→ What to do
Print the stretch of the listing from the line containing "histogram-bin: [760, 829, 771, 857]" through the line containing "y-tick-label: −1.0: [62, 802, 97, 837]", both included, repeating each line exactly.
----
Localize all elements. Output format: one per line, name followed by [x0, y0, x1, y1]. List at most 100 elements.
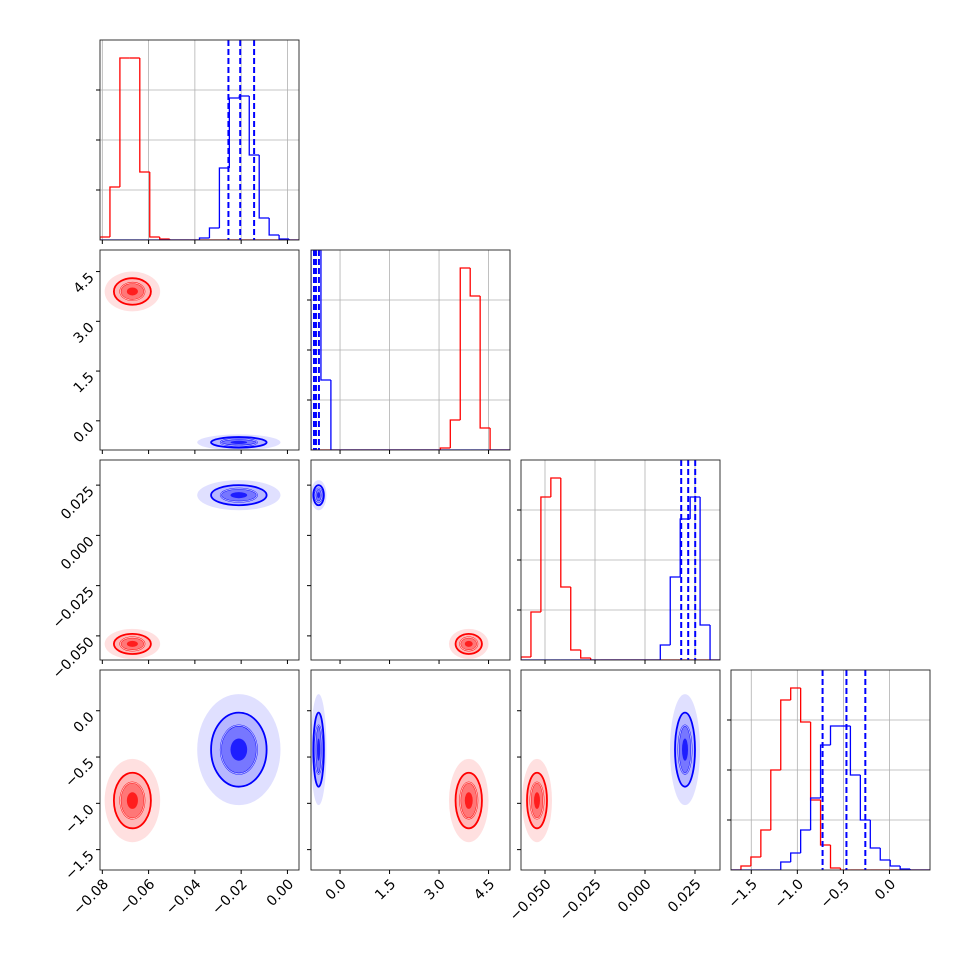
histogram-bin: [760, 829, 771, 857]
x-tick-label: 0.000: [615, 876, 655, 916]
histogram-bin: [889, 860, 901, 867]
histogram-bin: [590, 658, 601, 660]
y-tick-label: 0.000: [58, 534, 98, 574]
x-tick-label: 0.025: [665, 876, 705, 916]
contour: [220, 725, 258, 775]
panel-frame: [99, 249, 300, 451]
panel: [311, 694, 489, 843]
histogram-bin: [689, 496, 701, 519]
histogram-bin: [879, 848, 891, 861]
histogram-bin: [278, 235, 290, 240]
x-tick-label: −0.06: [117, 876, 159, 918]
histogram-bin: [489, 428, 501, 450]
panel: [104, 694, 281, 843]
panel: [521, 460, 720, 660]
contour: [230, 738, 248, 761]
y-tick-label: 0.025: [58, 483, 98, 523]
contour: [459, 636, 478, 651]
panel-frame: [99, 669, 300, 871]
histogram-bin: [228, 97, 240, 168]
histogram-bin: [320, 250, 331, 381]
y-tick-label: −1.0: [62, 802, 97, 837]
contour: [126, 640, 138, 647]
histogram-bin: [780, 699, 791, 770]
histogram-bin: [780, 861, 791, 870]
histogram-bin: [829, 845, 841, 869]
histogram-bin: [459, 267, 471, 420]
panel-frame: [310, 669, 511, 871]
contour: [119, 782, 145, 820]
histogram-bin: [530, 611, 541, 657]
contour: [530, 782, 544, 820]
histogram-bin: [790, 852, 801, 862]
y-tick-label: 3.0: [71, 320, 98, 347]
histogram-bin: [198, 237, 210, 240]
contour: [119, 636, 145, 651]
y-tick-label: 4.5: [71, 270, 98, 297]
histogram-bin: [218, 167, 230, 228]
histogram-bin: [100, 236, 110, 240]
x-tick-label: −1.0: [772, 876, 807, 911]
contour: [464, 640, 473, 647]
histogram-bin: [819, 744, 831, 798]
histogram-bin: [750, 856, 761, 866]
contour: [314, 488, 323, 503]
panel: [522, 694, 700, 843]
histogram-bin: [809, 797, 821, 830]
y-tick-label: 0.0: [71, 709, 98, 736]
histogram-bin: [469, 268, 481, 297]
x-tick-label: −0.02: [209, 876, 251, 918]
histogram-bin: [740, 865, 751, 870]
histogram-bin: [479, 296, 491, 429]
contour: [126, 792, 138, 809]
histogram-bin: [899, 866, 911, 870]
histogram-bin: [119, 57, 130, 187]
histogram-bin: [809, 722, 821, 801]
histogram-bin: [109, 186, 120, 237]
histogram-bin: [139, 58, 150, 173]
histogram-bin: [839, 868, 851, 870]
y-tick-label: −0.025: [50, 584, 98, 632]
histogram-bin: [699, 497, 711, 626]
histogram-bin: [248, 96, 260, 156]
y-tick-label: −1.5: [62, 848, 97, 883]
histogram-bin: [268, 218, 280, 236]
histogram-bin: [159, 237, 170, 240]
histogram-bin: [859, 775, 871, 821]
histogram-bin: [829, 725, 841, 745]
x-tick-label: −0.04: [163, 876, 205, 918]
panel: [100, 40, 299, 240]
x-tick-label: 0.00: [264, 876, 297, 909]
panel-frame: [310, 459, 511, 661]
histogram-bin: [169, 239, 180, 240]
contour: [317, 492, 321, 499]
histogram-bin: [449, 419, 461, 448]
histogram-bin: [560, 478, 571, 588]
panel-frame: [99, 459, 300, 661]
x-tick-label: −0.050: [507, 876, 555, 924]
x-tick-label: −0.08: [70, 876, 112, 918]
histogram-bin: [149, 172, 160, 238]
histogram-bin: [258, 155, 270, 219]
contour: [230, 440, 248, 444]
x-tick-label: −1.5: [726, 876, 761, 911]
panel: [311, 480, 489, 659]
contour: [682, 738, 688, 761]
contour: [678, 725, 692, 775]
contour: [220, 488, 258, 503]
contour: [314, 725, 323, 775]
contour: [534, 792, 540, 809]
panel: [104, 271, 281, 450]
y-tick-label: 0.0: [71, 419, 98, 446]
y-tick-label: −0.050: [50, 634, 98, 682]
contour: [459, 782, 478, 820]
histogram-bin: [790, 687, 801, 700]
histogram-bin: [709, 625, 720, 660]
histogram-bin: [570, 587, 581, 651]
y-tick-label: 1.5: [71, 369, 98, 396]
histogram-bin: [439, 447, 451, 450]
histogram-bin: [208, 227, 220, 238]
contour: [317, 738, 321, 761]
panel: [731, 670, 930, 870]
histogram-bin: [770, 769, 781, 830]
----
→ Complete response
histogram-bin: [760, 829, 771, 857]
x-tick-label: 0.000: [615, 876, 655, 916]
histogram-bin: [889, 860, 901, 867]
histogram-bin: [590, 658, 601, 660]
y-tick-label: 0.000: [58, 534, 98, 574]
x-tick-label: 0.025: [665, 876, 705, 916]
contour: [220, 725, 258, 775]
panel-frame: [99, 249, 300, 451]
panel: [311, 694, 489, 843]
histogram-bin: [689, 496, 701, 519]
histogram-bin: [879, 848, 891, 861]
histogram-bin: [278, 235, 290, 240]
x-tick-label: −0.06: [117, 876, 159, 918]
histogram-bin: [489, 428, 501, 450]
panel: [104, 694, 281, 843]
panel: [521, 460, 720, 660]
contour: [230, 738, 248, 761]
y-tick-label: 0.025: [58, 483, 98, 523]
contour: [459, 636, 478, 651]
panel-frame: [99, 669, 300, 871]
histogram-bin: [228, 97, 240, 168]
histogram-bin: [320, 250, 331, 381]
y-tick-label: −1.0: [62, 802, 97, 837]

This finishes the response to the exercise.